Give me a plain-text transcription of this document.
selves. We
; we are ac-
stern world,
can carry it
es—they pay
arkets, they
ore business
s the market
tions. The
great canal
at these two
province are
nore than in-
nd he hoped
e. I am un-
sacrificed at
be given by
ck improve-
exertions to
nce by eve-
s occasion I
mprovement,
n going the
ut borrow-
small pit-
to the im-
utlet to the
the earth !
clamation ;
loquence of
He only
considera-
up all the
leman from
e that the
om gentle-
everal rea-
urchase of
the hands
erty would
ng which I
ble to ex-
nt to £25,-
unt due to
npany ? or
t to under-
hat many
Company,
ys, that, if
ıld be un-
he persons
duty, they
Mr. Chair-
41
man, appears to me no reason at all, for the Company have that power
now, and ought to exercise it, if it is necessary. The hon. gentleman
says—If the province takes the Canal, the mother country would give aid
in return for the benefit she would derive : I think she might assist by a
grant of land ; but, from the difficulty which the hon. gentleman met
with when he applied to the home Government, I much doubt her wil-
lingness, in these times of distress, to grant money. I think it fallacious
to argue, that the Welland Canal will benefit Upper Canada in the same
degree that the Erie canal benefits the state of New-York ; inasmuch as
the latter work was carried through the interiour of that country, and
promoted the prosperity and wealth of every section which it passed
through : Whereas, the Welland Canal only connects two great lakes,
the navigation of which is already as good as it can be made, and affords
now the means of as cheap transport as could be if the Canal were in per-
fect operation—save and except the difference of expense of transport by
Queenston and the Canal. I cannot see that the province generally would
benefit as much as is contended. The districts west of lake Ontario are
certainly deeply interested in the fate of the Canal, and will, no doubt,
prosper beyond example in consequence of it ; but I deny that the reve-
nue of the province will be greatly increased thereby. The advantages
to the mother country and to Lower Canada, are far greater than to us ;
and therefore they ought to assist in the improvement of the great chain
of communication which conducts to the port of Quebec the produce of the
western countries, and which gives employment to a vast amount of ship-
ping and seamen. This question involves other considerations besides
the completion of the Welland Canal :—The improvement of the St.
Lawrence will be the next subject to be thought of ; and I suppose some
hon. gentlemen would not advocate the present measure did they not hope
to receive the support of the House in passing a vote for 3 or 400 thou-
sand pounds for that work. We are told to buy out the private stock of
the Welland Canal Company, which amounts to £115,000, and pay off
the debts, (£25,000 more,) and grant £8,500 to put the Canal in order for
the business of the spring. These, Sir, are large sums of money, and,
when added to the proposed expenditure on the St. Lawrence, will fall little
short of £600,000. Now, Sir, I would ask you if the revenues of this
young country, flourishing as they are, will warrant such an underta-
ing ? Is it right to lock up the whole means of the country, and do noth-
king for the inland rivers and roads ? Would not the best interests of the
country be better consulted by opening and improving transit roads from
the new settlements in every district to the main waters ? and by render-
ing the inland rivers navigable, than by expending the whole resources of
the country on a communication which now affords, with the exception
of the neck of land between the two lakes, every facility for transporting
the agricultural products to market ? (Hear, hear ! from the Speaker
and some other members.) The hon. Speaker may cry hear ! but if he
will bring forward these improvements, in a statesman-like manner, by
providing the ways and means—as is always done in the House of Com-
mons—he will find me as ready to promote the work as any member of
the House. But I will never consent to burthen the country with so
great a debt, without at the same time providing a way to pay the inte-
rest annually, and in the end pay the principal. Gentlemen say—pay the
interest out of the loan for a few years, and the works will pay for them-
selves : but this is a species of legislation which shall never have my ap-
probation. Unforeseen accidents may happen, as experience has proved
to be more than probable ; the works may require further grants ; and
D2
********
What you are asked to do >>
The records above need to be transcribed in full. Keep every character unchanged.

Output of the task >>
Give me a plain-text transcription of this document.
selves. We
; we are ac-
stern world,
can carry it
es—they pay
arkets, they
ore business
s the market
tions. The
great canal
at these two
province are
nore than in-
nd he hoped
e. I am un-
sacrificed at
be given by
ck improve-
exertions to
nce by eve-
s occasion I
mprovement,
n going the
ut borrow-
small pit-
to the im-
utlet to the
the earth !
clamation ;
loquence of
He only
considera-
up all the
leman from
e that the
om gentle-
everal rea-
urchase of
the hands
erty would
ng which I
ble to ex-
nt to £25,-
unt due to
npany ? or
t to under-
hat many
Company,
ys, that, if
ıld be un-
he persons
duty, they
Mr. Chair-
41
man, appears to me no reason at all, for the Company have that power
now, and ought to exercise it, if it is necessary. The hon. gentleman
says—If the province takes the Canal, the mother country would give aid
in return for the benefit she would derive : I think she might assist by a
grant of land ; but, from the difficulty which the hon. gentleman met
with when he applied to the home Government, I much doubt her wil-
lingness, in these times of distress, to grant money. I think it fallacious
to argue, that the Welland Canal will benefit Upper Canada in the same
degree that the Erie canal benefits the state of New-York ; inasmuch as
the latter work was carried through the interiour of that country, and
promoted the prosperity and wealth of every section which it passed
through : Whereas, the Welland Canal only connects two great lakes,
the navigation of which is already as good as it can be made, and affords
now the means of as cheap transport as could be if the Canal were in per-
fect operation—save and except the difference of expense of transport by
Queenston and the Canal. I cannot see that the province generally would
benefit as much as is contended. The districts west of lake Ontario are
certainly deeply interested in the fate of the Canal, and will, no doubt,
prosper beyond example in consequence of it ; but I deny that the reve-
nue of the province will be greatly increased thereby. The advantages
to the mother country and to Lower Canada, are far greater than to us ;
and therefore they ought to assist in the improvement of the great chain
of communication which conducts to the port of Quebec the produce of the
western countries, and which gives employment to a vast amount of ship-
ping and seamen. This question involves other considerations besides
the completion of the Welland Canal :—The improvement of the St.
Lawrence will be the next subject to be thought of ; and I suppose some
hon. gentlemen would not advocate the present measure did they not hope
to receive the support of the House in passing a vote for 3 or 400 thou-
sand pounds for that work. We are told to buy out the private stock of
the Welland Canal Company, which amounts to £115,000, and pay off
the debts, (£25,000 more,) and grant £8,500 to put the Canal in order for
the business of the spring. These, Sir, are large sums of money, and,
when added to the proposed expenditure on the St. Lawrence, will fall little
short of £600,000. Now, Sir, I would ask you if the revenues of this
young country, flourishing as they are, will warrant such an underta-
ing ? Is it right to lock up the whole means of the country, and do noth-
king for the inland rivers and roads ? Would not the best interests of the
country be better consulted by opening and improving transit roads from
the new settlements in every district to the main waters ? and by render-
ing the inland rivers navigable, than by expending the whole resources of
the country on a communication which now affords, with the exception
of the neck of land between the two lakes, every facility for transporting
the agricultural products to market ? (Hear, hear ! from the Speaker
and some other members.) The hon. Speaker may cry hear ! but if he
will bring forward these improvements, in a statesman-like manner, by
providing the ways and means—as is always done in the House of Com-
mons—he will find me as ready to promote the work as any member of
the House. But I will never consent to burthen the country with so
great a debt, without at the same time providing a way to pay the inte-
rest annually, and in the end pay the principal. Gentlemen say—pay the
interest out of the loan for a few years, and the works will pay for them-
selves : but this is a species of legislation which shall never have my ap-
probation. Unforeseen accidents may happen, as experience has proved
to be more than probable ; the works may require further grants ; and
D2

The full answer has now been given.